EXERCISE BRIEF » Quote every line of the data below as it stands, omitting pictures.

○ ○ ○

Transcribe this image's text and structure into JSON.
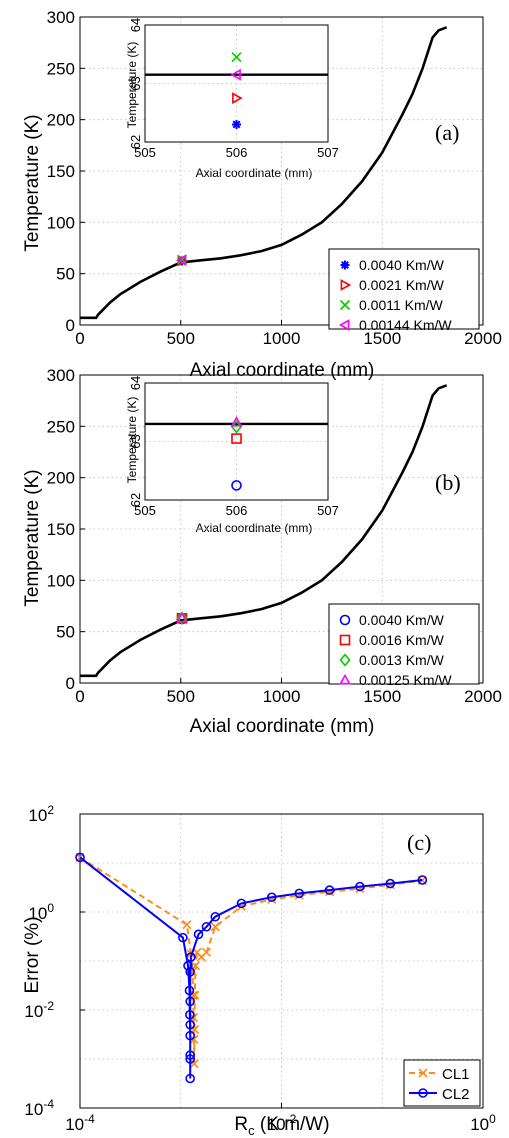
{
  "chart_data": [
    {
      "type": "line",
      "panel_label": "(a)",
      "xlabel": "Axial coordinate (mm)",
      "ylabel": "Temperature (K)",
      "xlim": [
        0,
        2000
      ],
      "ylim": [
        0,
        300
      ],
      "xticks": [
        0,
        500,
        1000,
        1500,
        2000
      ],
      "yticks": [
        0,
        50,
        100,
        150,
        200,
        250,
        300
      ],
      "grid": true,
      "legend_position": "bottom-right",
      "curve": {
        "x": [
          0,
          80,
          90,
          150,
          200,
          300,
          400,
          500,
          600,
          700,
          800,
          900,
          1000,
          1100,
          1200,
          1300,
          1400,
          1500,
          1600,
          1650,
          1700,
          1750,
          1780,
          1820
        ],
        "y": [
          7,
          7,
          10,
          22,
          30,
          42,
          52,
          61,
          63,
          65,
          68,
          72,
          78,
          88,
          100,
          118,
          140,
          168,
          205,
          225,
          250,
          280,
          287,
          290
        ]
      },
      "series": [
        {
          "name": "0.0040 Km/W",
          "marker": "asterisk",
          "color": "#0000ff",
          "x": 506,
          "y": 62.3
        },
        {
          "name": "0.0021 Km/W",
          "marker": "triangle-right",
          "color": "#ff0000",
          "x": 506,
          "y": 62.75
        },
        {
          "name": "0.0011 Km/W",
          "marker": "x",
          "color": "#00cc00",
          "x": 506,
          "y": 63.45
        },
        {
          "name": "0.00144 Km/W",
          "marker": "triangle-left",
          "color": "#ff00ff",
          "x": 506,
          "y": 63.15
        }
      ],
      "inset": {
        "xlabel": "Axial coordinate (mm)",
        "ylabel": "Temperature (K)",
        "xlim": [
          505,
          507
        ],
        "ylim": [
          62,
          64
        ],
        "xticks": [
          505,
          506,
          507
        ],
        "yticks": [
          62,
          63,
          64
        ],
        "line_y": 63.15
      }
    },
    {
      "type": "line",
      "panel_label": "(b)",
      "xlabel": "Axial coordinate (mm)",
      "ylabel": "Temperature (K)",
      "xlim": [
        0,
        2000
      ],
      "ylim": [
        0,
        300
      ],
      "xticks": [
        0,
        500,
        1000,
        1500,
        2000
      ],
      "yticks": [
        0,
        50,
        100,
        150,
        200,
        250,
        300
      ],
      "grid": true,
      "legend_position": "bottom-right",
      "curve": {
        "x": [
          0,
          80,
          90,
          150,
          200,
          300,
          400,
          500,
          600,
          700,
          800,
          900,
          1000,
          1100,
          1200,
          1300,
          1400,
          1500,
          1600,
          1650,
          1700,
          1750,
          1780,
          1820
        ],
        "y": [
          7,
          7,
          10,
          22,
          30,
          42,
          52,
          61,
          63,
          65,
          68,
          72,
          78,
          88,
          100,
          118,
          140,
          168,
          205,
          225,
          250,
          280,
          287,
          290
        ]
      },
      "series": [
        {
          "name": "0.0040 Km/W",
          "marker": "circle",
          "color": "#0000ff",
          "x": 506,
          "y": 62.25
        },
        {
          "name": "0.0016 Km/W",
          "marker": "square",
          "color": "#ff0000",
          "x": 506,
          "y": 63.05
        },
        {
          "name": "0.0013 Km/W",
          "marker": "diamond",
          "color": "#00cc00",
          "x": 506,
          "y": 63.25
        },
        {
          "name": "0.00125 Km/W",
          "marker": "triangle-up",
          "color": "#ff00ff",
          "x": 506,
          "y": 63.33
        }
      ],
      "inset": {
        "xlabel": "Axial coordinate (mm)",
        "ylabel": "Temperature (K)",
        "xlim": [
          505,
          507
        ],
        "ylim": [
          62,
          64
        ],
        "xticks": [
          505,
          506,
          507
        ],
        "yticks": [
          62,
          63,
          64
        ],
        "line_y": 63.3
      }
    },
    {
      "type": "line",
      "panel_label": "(c)",
      "xlabel": "R_c (K m/W)",
      "ylabel": "Error (%)",
      "xscale": "log",
      "yscale": "log",
      "xlim": [
        0.0001,
        1
      ],
      "ylim": [
        0.0001,
        100
      ],
      "xtick_exponents": [
        -4,
        -2,
        0
      ],
      "ytick_exponents": [
        -4,
        -2,
        0,
        2
      ],
      "grid": true,
      "legend_position": "bottom-right",
      "series": [
        {
          "name": "CL1",
          "color": "#ff8c1a",
          "marker": "x",
          "linestyle": "dashed",
          "x": [
            0.0001,
            0.00115,
            0.00126,
            0.00131,
            0.00133,
            0.00134,
            0.00135,
            0.00136,
            0.00137,
            0.00138,
            0.0014,
            0.00145,
            0.0016,
            0.0018,
            0.0022,
            0.004,
            0.008,
            0.015,
            0.03,
            0.06,
            0.12,
            0.25
          ],
          "y": [
            13,
            0.55,
            0.14,
            0.06,
            0.02,
            0.007,
            0.0025,
            0.0008,
            0.004,
            0.02,
            0.08,
            0.15,
            0.12,
            0.15,
            0.5,
            1.3,
            1.8,
            2.2,
            2.6,
            3.0,
            3.6,
            4.4
          ]
        },
        {
          "name": "CL2",
          "color": "#0000ff",
          "marker": "circle",
          "linestyle": "solid",
          "x": [
            0.0001,
            0.00105,
            0.00118,
            0.00122,
            0.00123,
            0.00124,
            0.00124,
            0.00124,
            0.00124,
            0.00124,
            0.00124,
            0.00124,
            0.00126,
            0.0015,
            0.0018,
            0.0022,
            0.004,
            0.008,
            0.015,
            0.03,
            0.06,
            0.12,
            0.25
          ],
          "y": [
            13,
            0.3,
            0.08,
            0.025,
            0.008,
            0.003,
            0.001,
            0.0004,
            0.0012,
            0.005,
            0.015,
            0.06,
            0.12,
            0.35,
            0.5,
            0.8,
            1.5,
            2.0,
            2.4,
            2.8,
            3.3,
            3.8,
            4.5
          ]
        }
      ]
    }
  ]
}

○ ○ ○

SOLVED PROBLEM »
Transcribe this image's text and structure into JSON.
{
  "chart_data": [
    {
      "type": "line",
      "panel_label": "(a)",
      "xlabel": "Axial coordinate (mm)",
      "ylabel": "Temperature (K)",
      "xlim": [
        0,
        2000
      ],
      "ylim": [
        0,
        300
      ],
      "xticks": [
        0,
        500,
        1000,
        1500,
        2000
      ],
      "yticks": [
        0,
        50,
        100,
        150,
        200,
        250,
        300
      ],
      "grid": true,
      "legend_position": "bottom-right",
      "curve": {
        "x": [
          0,
          80,
          90,
          150,
          200,
          300,
          400,
          500,
          600,
          700,
          800,
          900,
          1000,
          1100,
          1200,
          1300,
          1400,
          1500,
          1600,
          1650,
          1700,
          1750,
          1780,
          1820
        ],
        "y": [
          7,
          7,
          10,
          22,
          30,
          42,
          52,
          61,
          63,
          65,
          68,
          72,
          78,
          88,
          100,
          118,
          140,
          168,
          205,
          225,
          250,
          280,
          287,
          290
        ]
      },
      "series": [
        {
          "name": "0.0040 Km/W",
          "marker": "asterisk",
          "color": "#0000ff",
          "x": 506,
          "y": 62.3
        },
        {
          "name": "0.0021 Km/W",
          "marker": "triangle-right",
          "color": "#ff0000",
          "x": 506,
          "y": 62.75
        },
        {
          "name": "0.0011 Km/W",
          "marker": "x",
          "color": "#00cc00",
          "x": 506,
          "y": 63.45
        },
        {
          "name": "0.00144 Km/W",
          "marker": "triangle-left",
          "color": "#ff00ff",
          "x": 506,
          "y": 63.15
        }
      ],
      "inset": {
        "xlabel": "Axial coordinate (mm)",
        "ylabel": "Temperature (K)",
        "xlim": [
          505,
          507
        ],
        "ylim": [
          62,
          64
        ],
        "xticks": [
          505,
          506,
          507
        ],
        "yticks": [
          62,
          63,
          64
        ],
        "line_y": 63.15
      }
    },
    {
      "type": "line",
      "panel_label": "(b)",
      "xlabel": "Axial coordinate (mm)",
      "ylabel": "Temperature (K)",
      "xlim": [
        0,
        2000
      ],
      "ylim": [
        0,
        300
      ],
      "xticks": [
        0,
        500,
        1000,
        1500,
        2000
      ],
      "yticks": [
        0,
        50,
        100,
        150,
        200,
        250,
        300
      ],
      "grid": true,
      "legend_position": "bottom-right",
      "curve": {
        "x": [
          0,
          80,
          90,
          150,
          200,
          300,
          400,
          500,
          600,
          700,
          800,
          900,
          1000,
          1100,
          1200,
          1300,
          1400,
          1500,
          1600,
          1650,
          1700,
          1750,
          1780,
          1820
        ],
        "y": [
          7,
          7,
          10,
          22,
          30,
          42,
          52,
          61,
          63,
          65,
          68,
          72,
          78,
          88,
          100,
          118,
          140,
          168,
          205,
          225,
          250,
          280,
          287,
          290
        ]
      },
      "series": [
        {
          "name": "0.0040 Km/W",
          "marker": "circle",
          "color": "#0000ff",
          "x": 506,
          "y": 62.25
        },
        {
          "name": "0.0016 Km/W",
          "marker": "square",
          "color": "#ff0000",
          "x": 506,
          "y": 63.05
        },
        {
          "name": "0.0013 Km/W",
          "marker": "diamond",
          "color": "#00cc00",
          "x": 506,
          "y": 63.25
        },
        {
          "name": "0.00125 Km/W",
          "marker": "triangle-up",
          "color": "#ff00ff",
          "x": 506,
          "y": 63.33
        }
      ],
      "inset": {
        "xlabel": "Axial coordinate (mm)",
        "ylabel": "Temperature (K)",
        "xlim": [
          505,
          507
        ],
        "ylim": [
          62,
          64
        ],
        "xticks": [
          505,
          506,
          507
        ],
        "yticks": [
          62,
          63,
          64
        ],
        "line_y": 63.3
      }
    },
    {
      "type": "line",
      "panel_label": "(c)",
      "xlabel": "R_c (K m/W)",
      "ylabel": "Error (%)",
      "xscale": "log",
      "yscale": "log",
      "xlim": [
        0.0001,
        1
      ],
      "ylim": [
        0.0001,
        100
      ],
      "xtick_exponents": [
        -4,
        -2,
        0
      ],
      "ytick_exponents": [
        -4,
        -2,
        0,
        2
      ],
      "grid": true,
      "legend_position": "bottom-right",
      "series": [
        {
          "name": "CL1",
          "color": "#ff8c1a",
          "marker": "x",
          "linestyle": "dashed",
          "x": [
            0.0001,
            0.00115,
            0.00126,
            0.00131,
            0.00133,
            0.00134,
            0.00135,
            0.00136,
            0.00137,
            0.00138,
            0.0014,
            0.00145,
            0.0016,
            0.0018,
            0.0022,
            0.004,
            0.008,
            0.015,
            0.03,
            0.06,
            0.12,
            0.25
          ],
          "y": [
            13,
            0.55,
            0.14,
            0.06,
            0.02,
            0.007,
            0.0025,
            0.0008,
            0.004,
            0.02,
            0.08,
            0.15,
            0.12,
            0.15,
            0.5,
            1.3,
            1.8,
            2.2,
            2.6,
            3.0,
            3.6,
            4.4
          ]
        },
        {
          "name": "CL2",
          "color": "#0000ff",
          "marker": "circle",
          "linestyle": "solid",
          "x": [
            0.0001,
            0.00105,
            0.00118,
            0.00122,
            0.00123,
            0.00124,
            0.00124,
            0.00124,
            0.00124,
            0.00124,
            0.00124,
            0.00124,
            0.00126,
            0.0015,
            0.0018,
            0.0022,
            0.004,
            0.008,
            0.015,
            0.03,
            0.06,
            0.12,
            0.25
          ],
          "y": [
            13,
            0.3,
            0.08,
            0.025,
            0.008,
            0.003,
            0.001,
            0.0004,
            0.0012,
            0.005,
            0.015,
            0.06,
            0.12,
            0.35,
            0.5,
            0.8,
            1.5,
            2.0,
            2.4,
            2.8,
            3.3,
            3.8,
            4.5
          ]
        }
      ]
    }
  ]
}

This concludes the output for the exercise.